Fabien Toulmé : "Les changements de vie m'inspirent"
Un ingénieur en génie civil reconverti dans la bande dessinée. C'est le parcours de Fabien Toulmé depus 2008. Le changement de vie, un thème qui l'inspire justement, comme pour "Ce n'est pas toi que j'attendais", où il racontait sa propre histoire de papa d'une petite fille trisomique ou "l'Odyssée d'Hakim", vrai récit d'un jeune réfugié ayant fui la Syrie avec son bébé. Ce 4 septembre est sorti "Ulis", qui nous plonge dans le quotidien d'une classe d'inclusion. Coulisses de ce nouvel album et petits secrets de bonheur d'un dessinateur engagé au micro de Vincent Belotti.
© Editions Delcourt
Il s’appelle Yvan Faillez. Et ce matin-là, ce trentenaire barbu a rendez-vous avec la principale d’un collège pour préparer son entrée en tant qu’Aesh, accompagnant d’élèves en situation de handicap. C’est ainsi que s'ouvre "Ulis", une plongée dans le quotidien d’une de ces classes adaptées et pas sans rapport avec la propre histoire de l’auteur : "Je suis père d’une jeune fille qui a une trisomie 21 et qui a été scolarisée un temps dans ce dispositif. Et ma femme est elle-même AESH. Donc cette double vision m’a donné envie de raconter les destinées des jeunes et des professionnels qui y travaillent." explique l'auteur.

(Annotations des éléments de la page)
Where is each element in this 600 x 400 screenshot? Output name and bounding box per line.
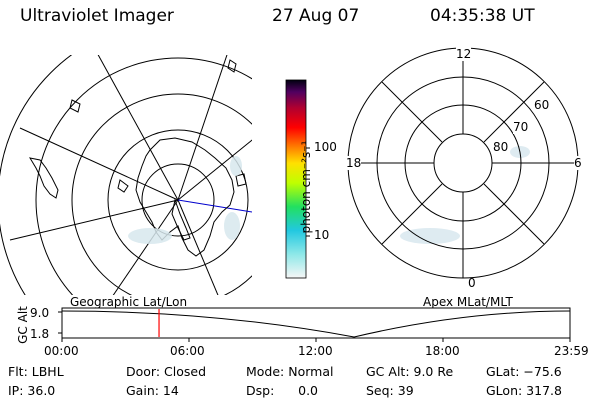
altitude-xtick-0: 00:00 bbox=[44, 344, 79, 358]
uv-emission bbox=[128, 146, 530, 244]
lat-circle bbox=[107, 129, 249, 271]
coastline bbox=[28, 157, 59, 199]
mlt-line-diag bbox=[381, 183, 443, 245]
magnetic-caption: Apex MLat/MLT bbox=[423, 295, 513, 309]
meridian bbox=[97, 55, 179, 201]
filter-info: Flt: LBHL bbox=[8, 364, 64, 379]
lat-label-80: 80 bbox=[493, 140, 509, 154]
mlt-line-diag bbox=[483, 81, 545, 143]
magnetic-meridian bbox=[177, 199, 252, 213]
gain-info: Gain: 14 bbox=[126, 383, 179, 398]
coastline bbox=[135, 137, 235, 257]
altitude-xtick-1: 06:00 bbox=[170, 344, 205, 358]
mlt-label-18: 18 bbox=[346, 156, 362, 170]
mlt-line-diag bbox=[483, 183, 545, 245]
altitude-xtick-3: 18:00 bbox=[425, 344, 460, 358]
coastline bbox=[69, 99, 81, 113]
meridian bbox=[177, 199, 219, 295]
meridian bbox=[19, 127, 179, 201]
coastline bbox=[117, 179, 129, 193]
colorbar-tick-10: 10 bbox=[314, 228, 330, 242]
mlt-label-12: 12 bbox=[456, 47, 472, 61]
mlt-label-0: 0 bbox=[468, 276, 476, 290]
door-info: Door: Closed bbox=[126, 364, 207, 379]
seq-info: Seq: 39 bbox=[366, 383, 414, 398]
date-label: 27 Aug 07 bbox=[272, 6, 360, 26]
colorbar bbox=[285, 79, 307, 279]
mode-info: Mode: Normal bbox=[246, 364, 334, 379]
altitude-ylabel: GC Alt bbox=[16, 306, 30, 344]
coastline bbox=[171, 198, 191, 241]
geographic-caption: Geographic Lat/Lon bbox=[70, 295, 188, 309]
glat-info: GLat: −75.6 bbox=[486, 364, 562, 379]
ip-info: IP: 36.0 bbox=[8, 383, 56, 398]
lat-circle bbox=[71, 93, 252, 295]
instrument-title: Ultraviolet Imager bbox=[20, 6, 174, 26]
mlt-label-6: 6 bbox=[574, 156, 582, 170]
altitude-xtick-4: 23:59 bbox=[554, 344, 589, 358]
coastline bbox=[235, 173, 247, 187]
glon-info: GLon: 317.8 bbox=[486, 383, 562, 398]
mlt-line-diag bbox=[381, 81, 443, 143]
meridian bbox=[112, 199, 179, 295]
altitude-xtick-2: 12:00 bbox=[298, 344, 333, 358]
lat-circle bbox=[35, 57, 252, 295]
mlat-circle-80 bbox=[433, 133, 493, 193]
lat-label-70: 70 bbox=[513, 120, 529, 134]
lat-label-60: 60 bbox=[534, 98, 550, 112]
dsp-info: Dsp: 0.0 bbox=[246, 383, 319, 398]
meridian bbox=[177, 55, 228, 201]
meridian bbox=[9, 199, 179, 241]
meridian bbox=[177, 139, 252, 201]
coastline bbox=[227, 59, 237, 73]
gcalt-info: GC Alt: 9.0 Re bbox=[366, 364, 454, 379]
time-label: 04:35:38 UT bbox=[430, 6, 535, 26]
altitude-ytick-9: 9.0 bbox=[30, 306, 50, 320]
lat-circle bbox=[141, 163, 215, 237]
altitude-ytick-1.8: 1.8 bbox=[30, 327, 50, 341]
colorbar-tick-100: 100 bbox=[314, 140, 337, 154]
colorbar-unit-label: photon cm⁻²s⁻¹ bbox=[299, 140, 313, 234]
==
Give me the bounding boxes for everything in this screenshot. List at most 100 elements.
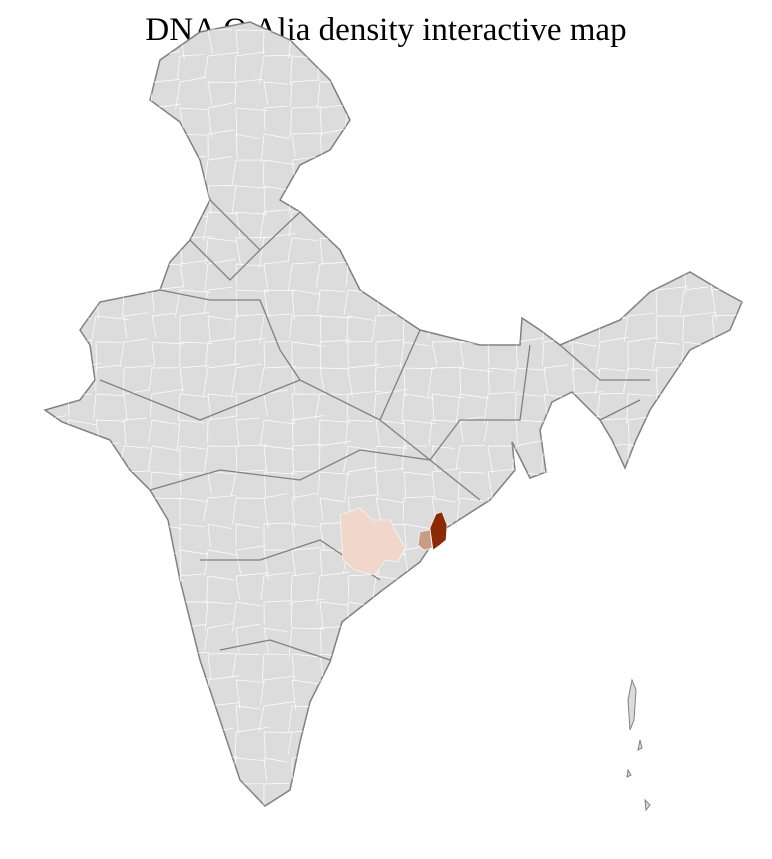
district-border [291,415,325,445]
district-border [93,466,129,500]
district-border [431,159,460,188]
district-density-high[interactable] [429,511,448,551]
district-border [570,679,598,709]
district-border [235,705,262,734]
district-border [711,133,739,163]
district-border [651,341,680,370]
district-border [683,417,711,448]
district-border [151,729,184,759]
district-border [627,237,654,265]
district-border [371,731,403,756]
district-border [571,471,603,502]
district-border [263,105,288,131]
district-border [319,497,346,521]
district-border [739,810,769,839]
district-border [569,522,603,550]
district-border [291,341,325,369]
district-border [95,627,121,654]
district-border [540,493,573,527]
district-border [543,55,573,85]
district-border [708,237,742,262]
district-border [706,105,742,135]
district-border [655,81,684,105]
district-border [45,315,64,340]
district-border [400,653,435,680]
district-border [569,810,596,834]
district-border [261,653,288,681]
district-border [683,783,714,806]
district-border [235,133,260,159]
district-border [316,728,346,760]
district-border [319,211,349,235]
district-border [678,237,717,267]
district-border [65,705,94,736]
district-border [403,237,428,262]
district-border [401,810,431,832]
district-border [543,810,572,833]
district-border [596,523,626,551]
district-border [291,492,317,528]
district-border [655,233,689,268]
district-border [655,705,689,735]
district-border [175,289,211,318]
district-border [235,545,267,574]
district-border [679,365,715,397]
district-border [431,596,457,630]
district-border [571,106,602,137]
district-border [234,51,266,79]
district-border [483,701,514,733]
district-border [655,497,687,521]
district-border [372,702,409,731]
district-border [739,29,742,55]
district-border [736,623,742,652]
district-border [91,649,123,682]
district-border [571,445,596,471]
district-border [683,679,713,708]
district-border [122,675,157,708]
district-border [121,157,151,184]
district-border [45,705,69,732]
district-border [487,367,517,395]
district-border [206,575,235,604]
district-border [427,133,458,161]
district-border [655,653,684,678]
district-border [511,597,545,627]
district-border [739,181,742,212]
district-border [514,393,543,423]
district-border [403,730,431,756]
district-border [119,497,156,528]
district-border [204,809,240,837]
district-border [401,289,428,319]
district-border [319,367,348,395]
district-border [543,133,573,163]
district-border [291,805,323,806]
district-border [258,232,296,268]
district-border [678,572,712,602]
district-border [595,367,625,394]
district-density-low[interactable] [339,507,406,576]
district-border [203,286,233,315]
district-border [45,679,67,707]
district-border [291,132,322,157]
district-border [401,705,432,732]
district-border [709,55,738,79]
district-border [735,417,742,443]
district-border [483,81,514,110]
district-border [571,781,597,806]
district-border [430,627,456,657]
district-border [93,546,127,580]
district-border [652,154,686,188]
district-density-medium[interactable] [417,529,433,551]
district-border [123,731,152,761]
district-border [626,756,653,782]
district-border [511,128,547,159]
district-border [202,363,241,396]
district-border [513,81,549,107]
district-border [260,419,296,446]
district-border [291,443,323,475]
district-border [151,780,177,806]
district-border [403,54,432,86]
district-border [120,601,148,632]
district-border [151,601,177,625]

§ **CONSIGNES**:
- A) Dans l'extrait sur Fabien Toulmé, quel métier exerçait-il avant de se tourner vers la bande dessinée ?
- B) Recopiez sans rien changer le passage de l'extrait sur Fabien Toulmé qui va de « Un ingénieur en » jusqu'à « de Vincent Belotti. » inclus.

§ **CORRIGÉ**:
- A) Il était ingénieur en génie civil.

- B)
Un ingénieur en génie civil reconverti dans la bande dessinée. C'est le parcours de Fabien Toulmé depus 2008. Le changement de vie, un thème qui l'inspire justement, comme pour "Ce n'est pas toi que j'attendais", où il racontait sa propre histoire de papa d'une petite fille trisomique ou "l'Odyssée d'Hakim", vrai récit d'un jeune réfugié ayant fui la Syrie avec son bébé. Ce 4 septembre est sorti "Ulis", qui nous plonge dans le quotidien d'une classe d'inclusion. Coulisses de ce nouvel album et petits secrets de bonheur d'un dessinateur engagé au micro de Vincent Belotti.